EXERCISE INSTRUCTIONS:
Please reproduce the material word for word, starting with the line that contains "bar xyxy=(480,234,498,351)" and going on through the line that contains "bar xyxy=(640,258,658,351)", with both of those lines included.

RECORD SET:
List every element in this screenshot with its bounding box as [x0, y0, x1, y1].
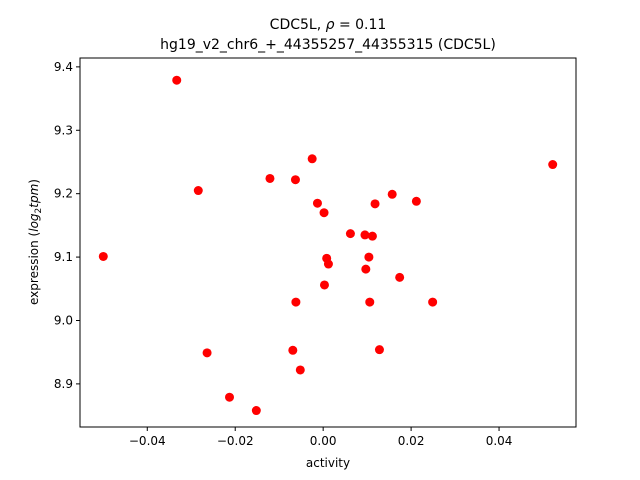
- y-tick-label: 9.3: [54, 123, 73, 137]
- data-point-28: [428, 297, 438, 307]
- data-point-12: [312, 198, 322, 208]
- chart-title-line2: hg19_v2_chr6_+_44355257_44355315 (CDC5L): [160, 37, 496, 53]
- data-point-10: [295, 365, 305, 375]
- y-tick-label: 9.4: [54, 60, 73, 74]
- data-point-14: [319, 280, 329, 290]
- data-point-20: [364, 252, 374, 262]
- x-tick-label: −0.04: [129, 434, 166, 448]
- x-axis-ticks: −0.04 −0.02 0.00 0.02 0.04: [129, 427, 513, 448]
- data-point-11: [307, 154, 317, 164]
- data-point-21: [365, 297, 375, 307]
- points-layer: [98, 75, 558, 416]
- data-point-2: [193, 186, 203, 196]
- x-tick-label: 0.04: [486, 434, 513, 448]
- data-point-5: [251, 406, 261, 416]
- data-point-26: [395, 272, 405, 282]
- data-point-19: [361, 264, 371, 274]
- y-tick-label: 9.2: [54, 187, 73, 201]
- data-point-8: [291, 297, 301, 307]
- data-point-29: [548, 160, 558, 170]
- data-point-0: [172, 75, 182, 85]
- y-tick-label: 9.0: [54, 313, 73, 327]
- x-tick-label: 0.02: [398, 434, 425, 448]
- y-tick-label: 8.9: [54, 377, 73, 391]
- data-point-17: [345, 229, 355, 239]
- data-point-22: [367, 231, 377, 241]
- data-point-4: [225, 392, 234, 402]
- data-point-27: [411, 196, 421, 206]
- data-point-7: [288, 345, 298, 355]
- data-point-24: [374, 345, 384, 355]
- data-point-3: [202, 348, 212, 358]
- x-tick-label: 0.00: [310, 434, 337, 448]
- data-point-16: [323, 259, 333, 269]
- x-axis-label: activity: [306, 456, 350, 470]
- data-point-13: [319, 208, 329, 218]
- data-point-1: [98, 251, 108, 261]
- data-point-25: [387, 189, 397, 199]
- data-point-9: [290, 175, 300, 185]
- y-axis-label: expression (log2tpm): [27, 179, 44, 305]
- data-point-23: [370, 199, 380, 209]
- y-axis-ticks: 8.9 9.0 9.1 9.2 9.3 9.4: [54, 60, 80, 391]
- y-tick-label: 9.1: [54, 250, 73, 264]
- x-tick-label: −0.02: [217, 434, 254, 448]
- plot-area-frame: [79, 57, 577, 428]
- chart-title-line1: CDC5L, ρ = 0.11: [270, 17, 387, 33]
- data-point-6: [265, 173, 275, 183]
- data-point-18: [360, 230, 370, 240]
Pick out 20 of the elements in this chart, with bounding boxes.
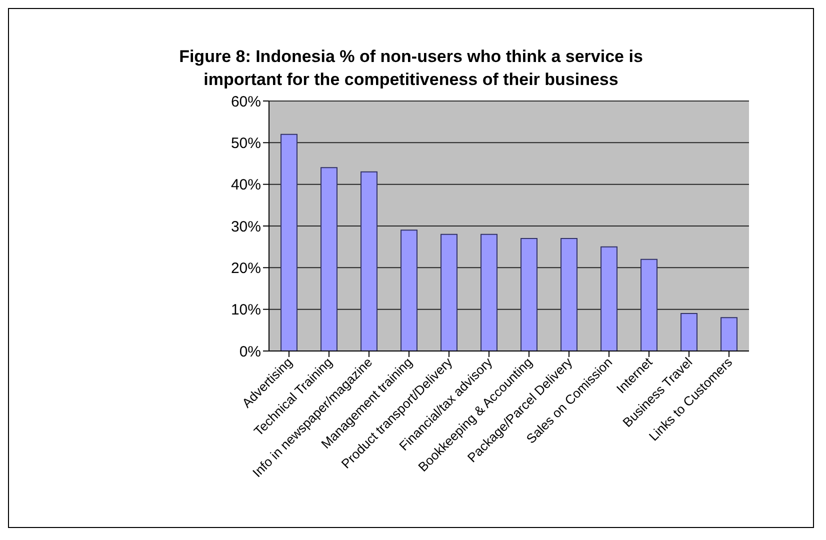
bar xyxy=(480,234,498,351)
y-tick-label: 10% xyxy=(230,302,261,319)
bar xyxy=(320,167,338,351)
chart-title: Figure 8: Indonesia % of non-users who think a service is important for the competitiveness of their business xyxy=(178,46,644,91)
bar xyxy=(720,317,738,351)
bar xyxy=(280,134,298,351)
y-tick-label: 50% xyxy=(230,134,261,152)
bar xyxy=(680,313,698,351)
bar xyxy=(640,258,658,351)
y-tick-label: 0% xyxy=(239,343,261,360)
bar xyxy=(560,238,578,351)
y-tick-label: 20% xyxy=(230,260,261,277)
y-tick-label: 40% xyxy=(230,176,261,194)
y-tick-label: 30% xyxy=(230,218,261,236)
bar xyxy=(360,171,378,351)
bar xyxy=(600,246,618,351)
bar xyxy=(400,230,418,351)
y-tick-label: 60% xyxy=(230,93,261,110)
bar xyxy=(520,238,538,351)
bar xyxy=(440,234,458,351)
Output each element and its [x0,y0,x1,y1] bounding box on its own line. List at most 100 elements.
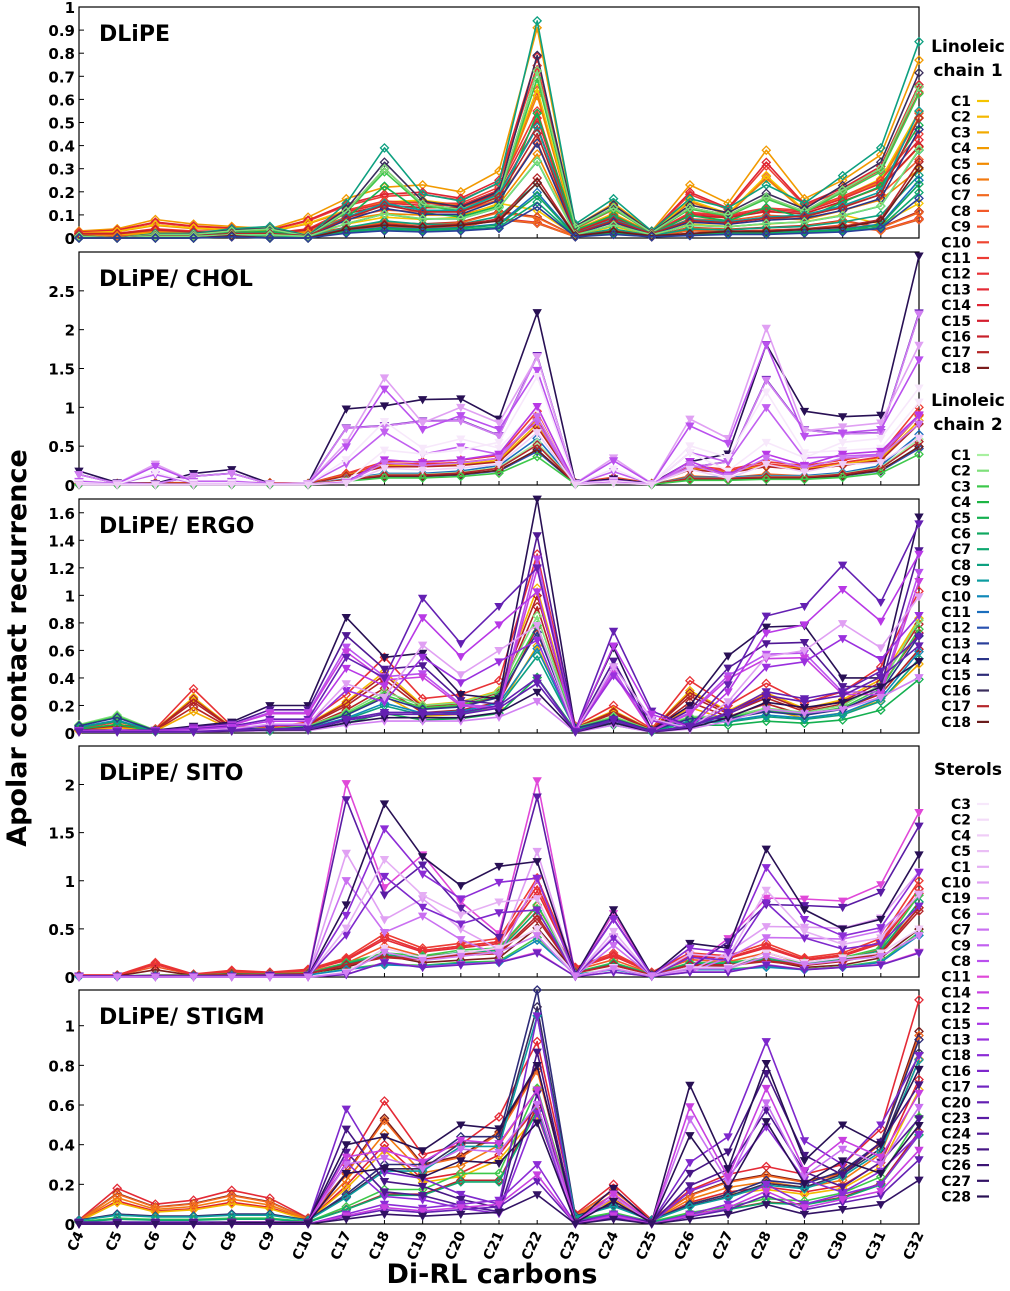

WRITTEN REPLY:
bar xyxy=(480,234,498,351)
y-tick-label: 10% xyxy=(230,302,261,319)
bar xyxy=(320,167,338,351)
chart-title: Figure 8: Indonesia % of non-users who think a service is important for the competitiveness of their business xyxy=(178,46,644,91)
bar xyxy=(720,317,738,351)
bar xyxy=(280,134,298,351)
y-tick-label: 50% xyxy=(230,134,261,152)
bar xyxy=(680,313,698,351)
bar xyxy=(640,258,658,351)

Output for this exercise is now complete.